*RECORD SET:*
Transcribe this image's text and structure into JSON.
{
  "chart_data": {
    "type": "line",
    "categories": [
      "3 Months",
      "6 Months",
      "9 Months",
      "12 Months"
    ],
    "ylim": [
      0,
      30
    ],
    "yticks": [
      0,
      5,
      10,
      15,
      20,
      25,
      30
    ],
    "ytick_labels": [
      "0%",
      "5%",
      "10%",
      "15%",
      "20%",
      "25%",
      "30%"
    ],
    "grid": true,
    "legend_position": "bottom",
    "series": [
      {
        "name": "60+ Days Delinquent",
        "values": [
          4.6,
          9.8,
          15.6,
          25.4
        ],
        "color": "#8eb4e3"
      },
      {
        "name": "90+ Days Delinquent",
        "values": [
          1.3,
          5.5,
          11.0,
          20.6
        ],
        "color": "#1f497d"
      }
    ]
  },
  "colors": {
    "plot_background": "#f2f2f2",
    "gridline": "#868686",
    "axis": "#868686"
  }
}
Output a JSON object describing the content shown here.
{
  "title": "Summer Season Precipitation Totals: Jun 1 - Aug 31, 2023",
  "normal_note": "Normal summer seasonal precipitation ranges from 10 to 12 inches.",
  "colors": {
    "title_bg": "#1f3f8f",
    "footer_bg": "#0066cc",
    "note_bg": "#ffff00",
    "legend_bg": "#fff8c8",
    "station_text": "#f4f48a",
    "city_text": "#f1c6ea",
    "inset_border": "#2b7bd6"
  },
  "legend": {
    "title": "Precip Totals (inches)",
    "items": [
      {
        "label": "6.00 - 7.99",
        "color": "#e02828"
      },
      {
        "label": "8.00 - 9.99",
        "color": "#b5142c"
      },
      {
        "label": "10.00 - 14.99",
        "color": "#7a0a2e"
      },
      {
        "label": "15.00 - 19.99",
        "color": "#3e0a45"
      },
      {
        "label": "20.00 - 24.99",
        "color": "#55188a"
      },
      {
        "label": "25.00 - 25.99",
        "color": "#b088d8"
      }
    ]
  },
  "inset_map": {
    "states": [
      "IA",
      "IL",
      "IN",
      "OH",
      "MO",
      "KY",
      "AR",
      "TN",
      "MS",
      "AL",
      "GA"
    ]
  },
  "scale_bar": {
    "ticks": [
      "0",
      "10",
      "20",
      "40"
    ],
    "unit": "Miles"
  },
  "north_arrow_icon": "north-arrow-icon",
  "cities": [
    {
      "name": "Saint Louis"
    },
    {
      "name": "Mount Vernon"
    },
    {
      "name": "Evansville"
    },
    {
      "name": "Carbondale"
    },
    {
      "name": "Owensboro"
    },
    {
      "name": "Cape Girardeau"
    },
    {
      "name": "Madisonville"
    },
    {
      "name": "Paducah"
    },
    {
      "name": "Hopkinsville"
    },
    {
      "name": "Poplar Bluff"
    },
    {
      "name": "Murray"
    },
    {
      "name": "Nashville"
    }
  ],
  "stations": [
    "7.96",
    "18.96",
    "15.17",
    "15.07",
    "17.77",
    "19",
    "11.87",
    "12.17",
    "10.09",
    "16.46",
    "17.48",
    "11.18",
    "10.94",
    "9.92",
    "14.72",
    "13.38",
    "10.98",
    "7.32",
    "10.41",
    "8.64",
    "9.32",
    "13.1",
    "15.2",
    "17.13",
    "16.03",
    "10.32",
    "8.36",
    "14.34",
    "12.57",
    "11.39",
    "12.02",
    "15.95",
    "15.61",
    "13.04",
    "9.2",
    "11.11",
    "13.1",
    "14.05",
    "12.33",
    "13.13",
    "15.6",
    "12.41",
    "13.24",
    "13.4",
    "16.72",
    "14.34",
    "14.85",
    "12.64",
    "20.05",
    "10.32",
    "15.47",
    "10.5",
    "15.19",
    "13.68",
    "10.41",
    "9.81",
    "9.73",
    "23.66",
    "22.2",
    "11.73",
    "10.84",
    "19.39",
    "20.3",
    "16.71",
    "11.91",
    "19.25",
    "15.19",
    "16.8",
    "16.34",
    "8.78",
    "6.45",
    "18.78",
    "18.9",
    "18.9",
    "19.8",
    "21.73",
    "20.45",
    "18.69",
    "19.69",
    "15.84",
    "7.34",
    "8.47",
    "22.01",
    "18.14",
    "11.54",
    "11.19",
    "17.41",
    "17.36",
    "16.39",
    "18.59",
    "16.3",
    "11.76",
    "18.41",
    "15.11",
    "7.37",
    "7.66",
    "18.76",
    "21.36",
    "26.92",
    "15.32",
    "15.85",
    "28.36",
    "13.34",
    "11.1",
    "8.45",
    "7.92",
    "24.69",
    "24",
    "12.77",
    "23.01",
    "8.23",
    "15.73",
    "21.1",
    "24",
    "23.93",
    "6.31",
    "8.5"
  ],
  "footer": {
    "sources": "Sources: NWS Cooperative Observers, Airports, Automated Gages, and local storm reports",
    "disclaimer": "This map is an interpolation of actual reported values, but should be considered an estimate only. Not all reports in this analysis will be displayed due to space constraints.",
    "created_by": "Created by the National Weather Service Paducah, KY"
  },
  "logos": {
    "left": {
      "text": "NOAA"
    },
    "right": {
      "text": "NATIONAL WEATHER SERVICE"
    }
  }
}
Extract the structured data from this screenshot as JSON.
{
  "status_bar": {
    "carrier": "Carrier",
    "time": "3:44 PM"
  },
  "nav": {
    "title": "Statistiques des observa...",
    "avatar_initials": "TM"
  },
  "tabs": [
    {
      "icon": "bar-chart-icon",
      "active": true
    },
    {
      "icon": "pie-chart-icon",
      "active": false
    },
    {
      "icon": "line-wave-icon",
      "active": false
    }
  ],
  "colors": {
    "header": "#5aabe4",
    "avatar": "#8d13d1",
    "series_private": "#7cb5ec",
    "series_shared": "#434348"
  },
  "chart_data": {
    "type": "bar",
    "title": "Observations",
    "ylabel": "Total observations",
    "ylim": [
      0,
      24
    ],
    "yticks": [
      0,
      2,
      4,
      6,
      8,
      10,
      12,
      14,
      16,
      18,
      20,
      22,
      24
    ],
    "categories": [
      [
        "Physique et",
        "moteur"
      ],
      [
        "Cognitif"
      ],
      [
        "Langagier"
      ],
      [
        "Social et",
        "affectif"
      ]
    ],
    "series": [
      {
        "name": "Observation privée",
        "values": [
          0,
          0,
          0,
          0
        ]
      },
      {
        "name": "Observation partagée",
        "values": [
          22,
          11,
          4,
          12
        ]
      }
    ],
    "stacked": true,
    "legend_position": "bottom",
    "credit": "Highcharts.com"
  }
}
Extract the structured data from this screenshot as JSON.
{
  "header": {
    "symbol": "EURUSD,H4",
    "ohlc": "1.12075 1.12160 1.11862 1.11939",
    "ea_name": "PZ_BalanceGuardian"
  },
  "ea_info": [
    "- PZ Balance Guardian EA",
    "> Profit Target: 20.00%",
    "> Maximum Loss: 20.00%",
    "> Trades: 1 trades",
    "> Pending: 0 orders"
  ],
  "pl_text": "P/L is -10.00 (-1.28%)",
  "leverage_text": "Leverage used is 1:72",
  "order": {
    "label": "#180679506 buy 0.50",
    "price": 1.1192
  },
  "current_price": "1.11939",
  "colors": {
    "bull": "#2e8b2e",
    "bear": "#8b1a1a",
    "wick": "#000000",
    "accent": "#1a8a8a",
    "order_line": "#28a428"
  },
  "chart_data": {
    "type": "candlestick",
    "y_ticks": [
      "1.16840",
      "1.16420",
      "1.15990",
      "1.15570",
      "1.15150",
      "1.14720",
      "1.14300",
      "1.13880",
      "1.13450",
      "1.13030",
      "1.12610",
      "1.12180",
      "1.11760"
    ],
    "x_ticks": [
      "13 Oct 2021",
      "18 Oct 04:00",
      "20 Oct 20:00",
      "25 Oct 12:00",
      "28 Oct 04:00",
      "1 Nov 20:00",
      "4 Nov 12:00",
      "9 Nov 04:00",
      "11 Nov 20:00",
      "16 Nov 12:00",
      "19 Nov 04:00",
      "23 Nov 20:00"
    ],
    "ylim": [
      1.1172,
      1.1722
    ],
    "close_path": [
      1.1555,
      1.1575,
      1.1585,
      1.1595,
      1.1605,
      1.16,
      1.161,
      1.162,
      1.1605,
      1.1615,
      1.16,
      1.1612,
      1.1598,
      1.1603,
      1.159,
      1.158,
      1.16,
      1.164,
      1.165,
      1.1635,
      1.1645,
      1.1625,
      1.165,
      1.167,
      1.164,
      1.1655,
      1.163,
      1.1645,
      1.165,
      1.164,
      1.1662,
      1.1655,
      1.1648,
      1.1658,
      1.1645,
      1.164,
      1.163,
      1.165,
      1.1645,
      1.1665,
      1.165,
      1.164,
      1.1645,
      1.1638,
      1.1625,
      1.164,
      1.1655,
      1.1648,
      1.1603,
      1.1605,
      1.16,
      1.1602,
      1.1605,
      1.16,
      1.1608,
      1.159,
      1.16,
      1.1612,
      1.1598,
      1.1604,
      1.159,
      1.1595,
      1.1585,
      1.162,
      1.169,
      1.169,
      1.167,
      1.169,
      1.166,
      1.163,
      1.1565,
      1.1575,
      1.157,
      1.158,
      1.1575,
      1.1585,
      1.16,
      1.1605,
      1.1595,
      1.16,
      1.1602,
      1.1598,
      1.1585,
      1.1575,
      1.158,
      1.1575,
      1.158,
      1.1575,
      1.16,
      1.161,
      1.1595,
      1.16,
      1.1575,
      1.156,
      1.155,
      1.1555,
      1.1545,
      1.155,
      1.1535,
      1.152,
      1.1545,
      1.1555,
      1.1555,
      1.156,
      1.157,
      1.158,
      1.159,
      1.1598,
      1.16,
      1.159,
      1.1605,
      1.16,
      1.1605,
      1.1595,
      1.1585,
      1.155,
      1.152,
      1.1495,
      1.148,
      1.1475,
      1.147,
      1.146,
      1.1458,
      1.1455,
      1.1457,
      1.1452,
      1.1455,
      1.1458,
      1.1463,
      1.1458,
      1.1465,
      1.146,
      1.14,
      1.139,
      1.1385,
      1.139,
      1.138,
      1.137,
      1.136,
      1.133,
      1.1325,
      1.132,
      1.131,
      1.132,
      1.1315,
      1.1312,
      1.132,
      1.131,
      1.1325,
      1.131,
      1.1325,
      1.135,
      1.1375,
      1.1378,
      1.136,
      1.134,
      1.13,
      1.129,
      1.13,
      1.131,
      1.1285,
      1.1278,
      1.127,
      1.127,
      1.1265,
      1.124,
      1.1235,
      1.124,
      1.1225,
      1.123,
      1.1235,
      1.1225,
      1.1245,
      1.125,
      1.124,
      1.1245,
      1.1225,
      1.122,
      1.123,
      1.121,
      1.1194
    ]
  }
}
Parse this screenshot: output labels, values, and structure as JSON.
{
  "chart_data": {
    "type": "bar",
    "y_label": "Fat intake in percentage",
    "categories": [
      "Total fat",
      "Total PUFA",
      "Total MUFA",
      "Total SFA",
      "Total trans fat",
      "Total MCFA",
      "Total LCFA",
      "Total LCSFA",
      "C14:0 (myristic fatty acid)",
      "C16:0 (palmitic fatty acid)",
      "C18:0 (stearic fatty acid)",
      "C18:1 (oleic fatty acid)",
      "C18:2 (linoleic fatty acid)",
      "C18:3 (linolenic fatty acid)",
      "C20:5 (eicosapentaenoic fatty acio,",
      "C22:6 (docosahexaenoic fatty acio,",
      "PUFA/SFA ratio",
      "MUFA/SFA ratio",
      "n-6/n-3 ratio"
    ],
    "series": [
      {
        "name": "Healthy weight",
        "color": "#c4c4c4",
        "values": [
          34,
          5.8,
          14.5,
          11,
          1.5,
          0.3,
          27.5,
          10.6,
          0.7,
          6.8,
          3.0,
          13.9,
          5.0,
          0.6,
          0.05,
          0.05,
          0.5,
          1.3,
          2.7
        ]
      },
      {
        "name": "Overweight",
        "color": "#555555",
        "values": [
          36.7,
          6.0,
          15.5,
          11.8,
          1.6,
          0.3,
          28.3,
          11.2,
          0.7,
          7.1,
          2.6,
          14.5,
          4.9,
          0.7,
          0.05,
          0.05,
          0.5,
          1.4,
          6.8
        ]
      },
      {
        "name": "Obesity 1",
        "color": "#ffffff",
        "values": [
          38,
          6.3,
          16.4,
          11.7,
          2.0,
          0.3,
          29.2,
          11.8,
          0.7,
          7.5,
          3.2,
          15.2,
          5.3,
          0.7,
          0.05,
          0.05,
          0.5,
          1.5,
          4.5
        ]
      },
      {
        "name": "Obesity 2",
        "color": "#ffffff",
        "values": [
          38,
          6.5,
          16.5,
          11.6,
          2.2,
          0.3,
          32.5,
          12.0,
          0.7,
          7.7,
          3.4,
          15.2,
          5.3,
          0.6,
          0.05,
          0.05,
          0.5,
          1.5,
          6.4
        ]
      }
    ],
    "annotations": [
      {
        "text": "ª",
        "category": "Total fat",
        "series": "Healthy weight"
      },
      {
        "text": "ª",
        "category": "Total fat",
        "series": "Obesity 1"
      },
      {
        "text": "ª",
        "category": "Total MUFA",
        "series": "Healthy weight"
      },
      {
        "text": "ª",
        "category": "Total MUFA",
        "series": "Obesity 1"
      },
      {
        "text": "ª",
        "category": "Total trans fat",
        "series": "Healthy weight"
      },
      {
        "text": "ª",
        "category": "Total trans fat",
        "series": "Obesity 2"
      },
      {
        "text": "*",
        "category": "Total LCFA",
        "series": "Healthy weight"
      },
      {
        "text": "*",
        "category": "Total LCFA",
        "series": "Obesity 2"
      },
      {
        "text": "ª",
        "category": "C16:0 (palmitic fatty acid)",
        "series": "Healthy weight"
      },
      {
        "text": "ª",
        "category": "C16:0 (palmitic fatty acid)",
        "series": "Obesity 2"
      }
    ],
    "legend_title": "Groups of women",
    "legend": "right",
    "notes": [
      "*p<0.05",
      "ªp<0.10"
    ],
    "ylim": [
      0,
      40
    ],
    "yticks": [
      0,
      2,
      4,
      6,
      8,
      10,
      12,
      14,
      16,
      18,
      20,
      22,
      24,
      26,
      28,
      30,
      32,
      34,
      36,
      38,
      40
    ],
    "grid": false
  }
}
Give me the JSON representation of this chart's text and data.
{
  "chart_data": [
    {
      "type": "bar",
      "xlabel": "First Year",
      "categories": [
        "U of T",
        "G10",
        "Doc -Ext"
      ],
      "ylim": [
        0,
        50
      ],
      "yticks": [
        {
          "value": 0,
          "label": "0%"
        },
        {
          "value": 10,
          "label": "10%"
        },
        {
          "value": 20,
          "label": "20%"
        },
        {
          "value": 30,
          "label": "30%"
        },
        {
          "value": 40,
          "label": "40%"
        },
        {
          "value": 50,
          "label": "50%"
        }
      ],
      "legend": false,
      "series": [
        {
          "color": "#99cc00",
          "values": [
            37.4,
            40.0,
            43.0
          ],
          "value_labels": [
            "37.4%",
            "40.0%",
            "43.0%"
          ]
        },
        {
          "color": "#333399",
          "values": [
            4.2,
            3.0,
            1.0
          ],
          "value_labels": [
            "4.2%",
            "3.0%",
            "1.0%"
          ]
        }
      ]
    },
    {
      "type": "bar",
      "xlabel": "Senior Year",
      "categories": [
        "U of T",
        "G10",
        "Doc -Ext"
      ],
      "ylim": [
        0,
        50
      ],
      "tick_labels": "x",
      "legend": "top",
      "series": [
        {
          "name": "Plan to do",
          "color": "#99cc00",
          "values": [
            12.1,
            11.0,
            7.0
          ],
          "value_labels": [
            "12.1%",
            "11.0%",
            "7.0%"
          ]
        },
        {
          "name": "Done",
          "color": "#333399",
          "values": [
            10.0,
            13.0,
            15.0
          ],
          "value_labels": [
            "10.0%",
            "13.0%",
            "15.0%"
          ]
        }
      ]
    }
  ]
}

*WHAT YOU SHOULD DO:* Lines containing "Days" are to be counted. State the total and add nothing.

*FINISHED EXERCISE:* 2